Word for word, repeat the entries, minus the pictures.

▽

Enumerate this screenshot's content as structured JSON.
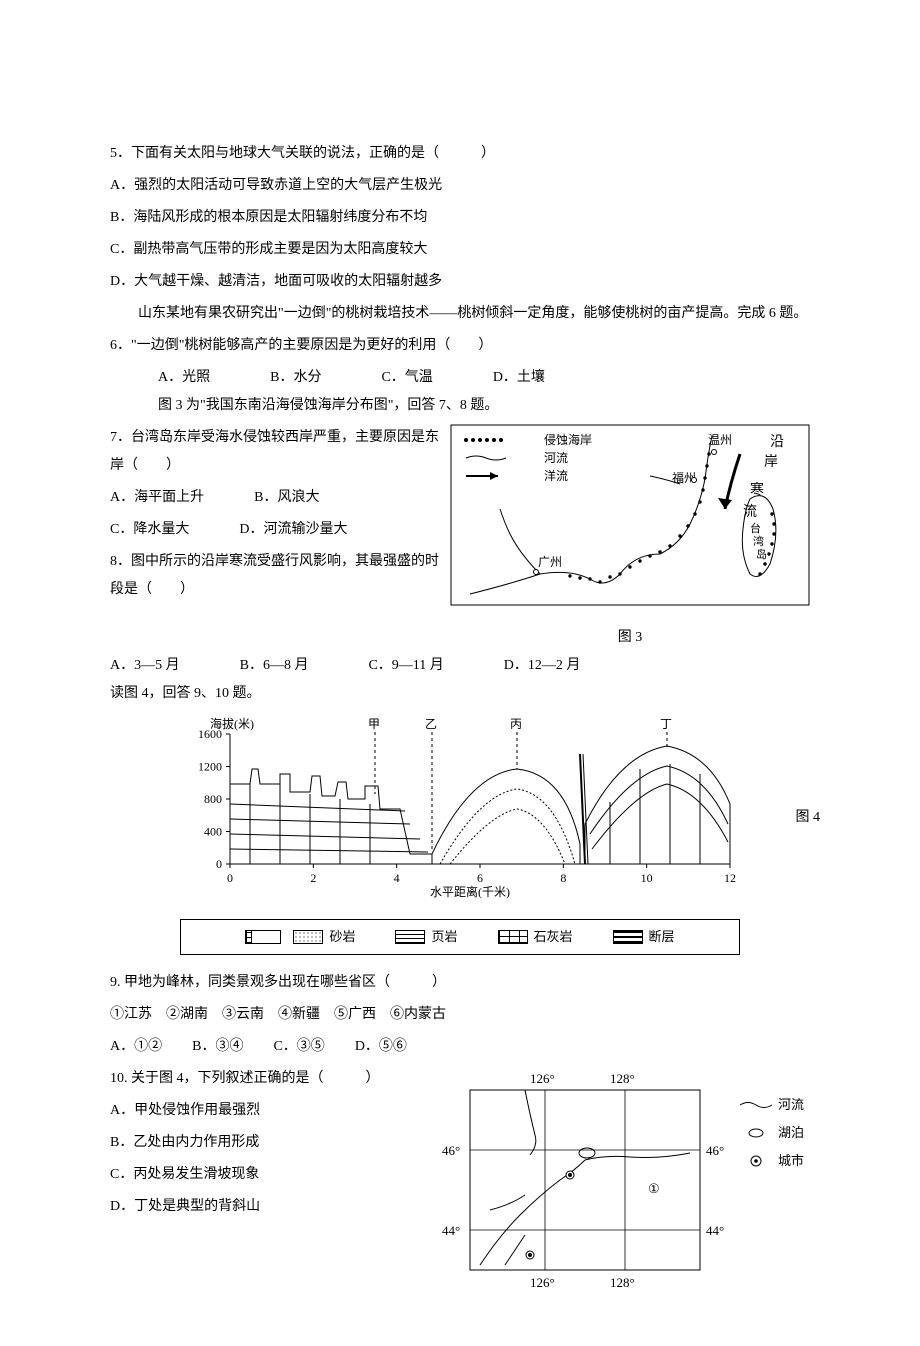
{
  "q5": {
    "stem": "5．下面有关太阳与地球大气关联的说法，正确的是（　　　）",
    "A": "A．强烈的太阳活动可导致赤道上空的大气层产生极光",
    "B": "B．海陆风形成的根本原因是太阳辐射纬度分布不均",
    "C": "C．副热带高气压带的形成主要是因为太阳高度较大",
    "D": "D．大气越干燥、越清洁，地面可吸收的太阳辐射越多"
  },
  "intro6": "山东某地有果农研究出\"一边倒\"的桃树栽培技术——桃树倾斜一定角度，能够使桃树的亩产提高。完成 6 题。",
  "q6": {
    "stem": "6．\"一边倒\"桃树能够高产的主要原因是为更好的利用（　　）",
    "A": "A．光照",
    "B": "B．水分",
    "C": "C．气温",
    "D": "D．土壤"
  },
  "intro7": "图 3 为\"我国东南沿海侵蚀海岸分布图\"，回答 7、8 题。",
  "q7": {
    "stem": "7．台湾岛东岸受海水侵蚀较西岸严重，主要原因是东岸（　　）",
    "A": "A．海平面上升",
    "B": "B．风浪大",
    "C": "C．降水量大",
    "D": "D．河流输沙量大"
  },
  "q8": {
    "stem": "8．图中所示的沿岸寒流受盛行风影响，其最强盛的时段是（　　）",
    "A": "A．3—5 月",
    "B": "B．6—8 月",
    "C": "C．9—11 月",
    "D": "D．12—2 月"
  },
  "fig3": {
    "caption": "图 3",
    "legend": {
      "erode": "侵蚀海岸",
      "river": "河流",
      "current": "洋流"
    },
    "cities": {
      "wz": "温州",
      "fz": "福州",
      "gz": "广州"
    },
    "labels": {
      "coast": "沿岸寒流",
      "tw": "台湾岛"
    },
    "colors": {
      "stroke": "#000000",
      "bg": "#ffffff"
    }
  },
  "intro9": "读图 4，回答 9、10 题。",
  "fig4": {
    "caption": "图 4",
    "ylabel": "海拔(米)",
    "xlabel": "水平距离(千米)",
    "yticks": [
      0,
      400,
      800,
      1200,
      1600
    ],
    "xticks": [
      0,
      2,
      4,
      6,
      8,
      10,
      12
    ],
    "markers": {
      "jia": "甲",
      "yi": "乙",
      "bing": "丙",
      "ding": "丁"
    },
    "legend": {
      "sand": "砂岩",
      "shale": "页岩",
      "lime": "石灰岩",
      "fault": "断层"
    },
    "colors": {
      "axis": "#000000",
      "bg": "#ffffff"
    },
    "font_size_axis": 12
  },
  "q9": {
    "stem": "9. 甲地为峰林，同类景观多出现在哪些省区（　　　）",
    "list": "①江苏　②湖南　③云南　④新疆　⑤广西　⑥内蒙古",
    "A": "A．①②",
    "B": "B．③④",
    "C": "C．③⑤",
    "D": "D．⑤⑥"
  },
  "q10": {
    "stem": "10. 关于图 4，下列叙述正确的是（　　　）",
    "A": "A．甲处侵蚀作用最强烈",
    "B": "B．乙处由内力作用形成",
    "C": "C．丙处易发生滑坡现象",
    "D": "D．丁处是典型的背斜山"
  },
  "fig5": {
    "lons": [
      "126°",
      "128°"
    ],
    "lats": [
      "46°",
      "44°"
    ],
    "legend": {
      "river": "河流",
      "lake": "湖泊",
      "city": "城市"
    },
    "mark": "①",
    "colors": {
      "stroke": "#000000"
    }
  }
}
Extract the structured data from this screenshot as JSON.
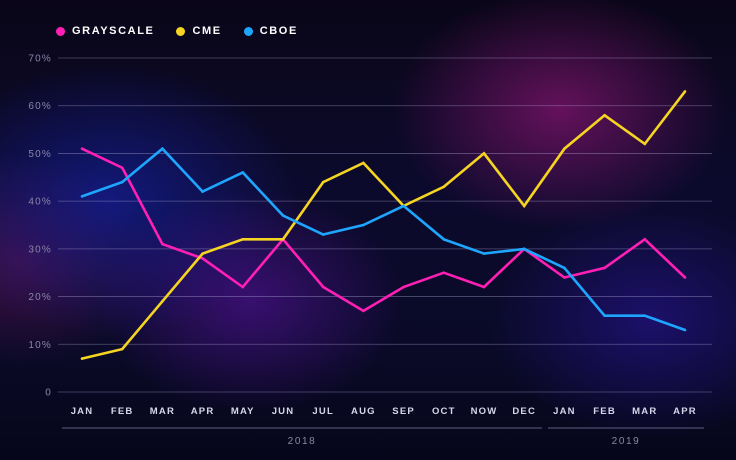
{
  "legend": [
    {
      "label": "GRAYSCALE",
      "color": "#ff1fb4"
    },
    {
      "label": "CME",
      "color": "#f5d422"
    },
    {
      "label": "CBOE",
      "color": "#1ea6ff"
    }
  ],
  "chart_data": {
    "type": "line",
    "title": "",
    "xlabel": "",
    "ylabel": "",
    "categories": [
      "JAN",
      "FEB",
      "MAR",
      "APR",
      "MAY",
      "JUN",
      "JUL",
      "AUG",
      "SEP",
      "OCT",
      "NOW",
      "DEC",
      "JAN",
      "FEB",
      "MAR",
      "APR"
    ],
    "y_ticks": [
      "0",
      "10%",
      "20%",
      "30%",
      "40%",
      "50%",
      "60%",
      "70%"
    ],
    "ylim": [
      0,
      70
    ],
    "grid": "horizontal",
    "legend_position": "top-left",
    "year_groups": [
      {
        "label": "2018",
        "from": 0,
        "to": 11
      },
      {
        "label": "2019",
        "from": 12,
        "to": 15
      }
    ],
    "series": [
      {
        "name": "GRAYSCALE",
        "color": "#ff1fb4",
        "values": [
          51,
          47,
          31,
          28,
          22,
          32,
          22,
          17,
          22,
          25,
          22,
          30,
          24,
          26,
          32,
          24
        ]
      },
      {
        "name": "CME",
        "color": "#f5d422",
        "values": [
          7,
          9,
          19,
          29,
          32,
          32,
          44,
          48,
          39,
          43,
          50,
          39,
          51,
          58,
          52,
          63
        ]
      },
      {
        "name": "CBOE",
        "color": "#1ea6ff",
        "values": [
          41,
          44,
          51,
          42,
          46,
          37,
          33,
          35,
          39,
          32,
          29,
          30,
          26,
          16,
          16,
          13
        ]
      }
    ]
  }
}
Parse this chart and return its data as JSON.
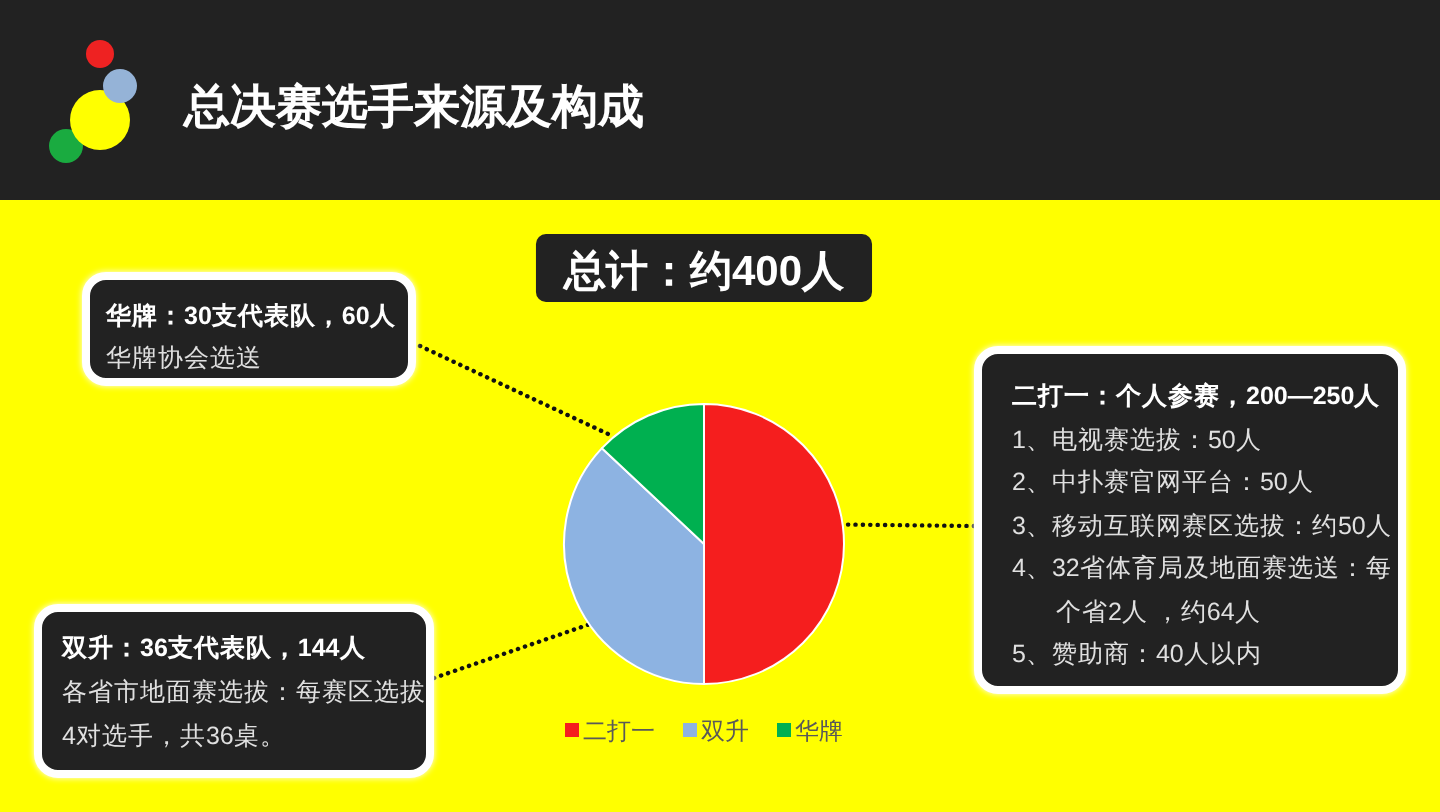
{
  "chart_data": {
    "type": "pie",
    "title": "总决赛选手来源及构成",
    "subtitle": "总计：约400人",
    "categories": [
      "二打一",
      "双升",
      "华牌"
    ],
    "values": [
      50,
      37,
      13
    ],
    "colors": [
      "#f51e1e",
      "#8db3e2",
      "#00b050"
    ],
    "legend": "bottom",
    "annotations": [
      "华牌：30支代表队，60人",
      "华牌协会选送",
      "二打一：个人参赛，200—250人",
      "1、电视赛选拔：50人",
      "2、中扑赛官网平台：50人",
      "3、移动互联网赛区选拔：约50人",
      "4、32省体育局及地面赛选送：每个省2人 ，约64人",
      "5、赞助商：40人以内",
      "双升：36支代表队，144人",
      "各省市地面赛选拔：每赛区选拔4对选手，共36桌。"
    ]
  }
}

△

» SOLUTION TO THIS EXERCISE
Enumerate this screenshot's content as structured JSON.
{
  "q5": {
    "stem": "5．下面有关太阳与地球大气关联的说法，正确的是（　　　）",
    "A": "A．强烈的太阳活动可导致赤道上空的大气层产生极光",
    "B": "B．海陆风形成的根本原因是太阳辐射纬度分布不均",
    "C": "C．副热带高气压带的形成主要是因为太阳高度较大",
    "D": "D．大气越干燥、越清洁，地面可吸收的太阳辐射越多"
  },
  "intro6": "山东某地有果农研究出\"一边倒\"的桃树栽培技术——桃树倾斜一定角度，能够使桃树的亩产提高。完成 6 题。",
  "q6": {
    "stem": "6．\"一边倒\"桃树能够高产的主要原因是为更好的利用（　　）",
    "A": "A．光照",
    "B": "B．水分",
    "C": "C．气温",
    "D": "D．土壤"
  },
  "intro7": "图 3 为\"我国东南沿海侵蚀海岸分布图\"，回答 7、8 题。",
  "q7": {
    "stem": "7．台湾岛东岸受海水侵蚀较西岸严重，主要原因是东岸（　　）",
    "A": "A．海平面上升",
    "B": "B．风浪大",
    "C": "C．降水量大",
    "D": "D．河流输沙量大"
  },
  "q8": {
    "stem": "8．图中所示的沿岸寒流受盛行风影响，其最强盛的时段是（　　）",
    "A": "A．3—5 月",
    "B": "B．6—8 月",
    "C": "C．9—11 月",
    "D": "D．12—2 月"
  },
  "fig3": {
    "caption": "图 3",
    "legend": {
      "erode": "侵蚀海岸",
      "river": "河流",
      "current": "洋流"
    },
    "cities": {
      "wz": "温州",
      "fz": "福州",
      "gz": "广州"
    },
    "labels": {
      "coast": "沿岸寒流",
      "tw": "台湾岛"
    },
    "colors": {
      "stroke": "#000000",
      "bg": "#ffffff"
    }
  },
  "intro9": "读图 4，回答 9、10 题。",
  "fig4": {
    "caption": "图 4",
    "ylabel": "海拔(米)",
    "xlabel": "水平距离(千米)",
    "yticks": [
      0,
      400,
      800,
      1200,
      1600
    ],
    "xticks": [
      0,
      2,
      4,
      6,
      8,
      10,
      12
    ],
    "markers": {
      "jia": "甲",
      "yi": "乙",
      "bing": "丙",
      "ding": "丁"
    },
    "legend": {
      "sand": "砂岩",
      "shale": "页岩",
      "lime": "石灰岩",
      "fault": "断层"
    },
    "colors": {
      "axis": "#000000",
      "bg": "#ffffff"
    },
    "font_size_axis": 12
  },
  "q9": {
    "stem": "9. 甲地为峰林，同类景观多出现在哪些省区（　　　）",
    "list": "①江苏　②湖南　③云南　④新疆　⑤广西　⑥内蒙古",
    "A": "A．①②",
    "B": "B．③④",
    "C": "C．③⑤",
    "D": "D．⑤⑥"
  },
  "q10": {
    "stem": "10. 关于图 4，下列叙述正确的是（　　　）",
    "A": "A．甲处侵蚀作用最强烈",
    "B": "B．乙处由内力作用形成",
    "C": "C．丙处易发生滑坡现象",
    "D": "D．丁处是典型的背斜山"
  },
  "fig5": {
    "lons": [
      "126°",
      "128°"
    ],
    "lats": [
      "46°",
      "44°"
    ],
    "legend": {
      "river": "河流",
      "lake": "湖泊",
      "city": "城市"
    },
    "mark": "①",
    "colors": {
      "stroke": "#000000"
    }
  }
}
Extract the structured data from this screenshot as JSON.
{
  "legend": [
    {
      "label": "GRAYSCALE",
      "color": "#ff1fb4"
    },
    {
      "label": "CME",
      "color": "#f5d422"
    },
    {
      "label": "CBOE",
      "color": "#1ea6ff"
    }
  ],
  "chart_data": {
    "type": "line",
    "title": "",
    "xlabel": "",
    "ylabel": "",
    "categories": [
      "JAN",
      "FEB",
      "MAR",
      "APR",
      "MAY",
      "JUN",
      "JUL",
      "AUG",
      "SEP",
      "OCT",
      "NOW",
      "DEC",
      "JAN",
      "FEB",
      "MAR",
      "APR"
    ],
    "y_ticks": [
      "0",
      "10%",
      "20%",
      "30%",
      "40%",
      "50%",
      "60%",
      "70%"
    ],
    "ylim": [
      0,
      70
    ],
    "grid": "horizontal",
    "legend_position": "top-left",
    "year_groups": [
      {
        "label": "2018",
        "from": 0,
        "to": 11
      },
      {
        "label": "2019",
        "from": 12,
        "to": 15
      }
    ],
    "series": [
      {
        "name": "GRAYSCALE",
        "color": "#ff1fb4",
        "values": [
          51,
          47,
          31,
          28,
          22,
          32,
          22,
          17,
          22,
          25,
          22,
          30,
          24,
          26,
          32,
          24
        ]
      },
      {
        "name": "CME",
        "color": "#f5d422",
        "values": [
          7,
          9,
          19,
          29,
          32,
          32,
          44,
          48,
          39,
          43,
          50,
          39,
          51,
          58,
          52,
          63
        ]
      },
      {
        "name": "CBOE",
        "color": "#1ea6ff",
        "values": [
          41,
          44,
          51,
          42,
          46,
          37,
          33,
          35,
          39,
          32,
          29,
          30,
          26,
          16,
          16,
          13
        ]
      }
    ]
  }
}
Parse this chart and return its data as JSON.
{
  "chart_data": {
    "type": "pie",
    "title": "总决赛选手来源及构成",
    "subtitle": "总计：约400人",
    "categories": [
      "二打一",
      "双升",
      "华牌"
    ],
    "values": [
      50,
      37,
      13
    ],
    "colors": [
      "#f51e1e",
      "#8db3e2",
      "#00b050"
    ],
    "legend": "bottom",
    "annotations": [
      "华牌：30支代表队，60人",
      "华牌协会选送",
      "二打一：个人参赛，200—250人",
      "1、电视赛选拔：50人",
      "2、中扑赛官网平台：50人",
      "3、移动互联网赛区选拔：约50人",
      "4、32省体育局及地面赛选送：每个省2人 ，约64人",
      "5、赞助商：40人以内",
      "双升：36支代表队，144人",
      "各省市地面赛选拔：每赛区选拔4对选手，共36桌。"
    ]
  }
}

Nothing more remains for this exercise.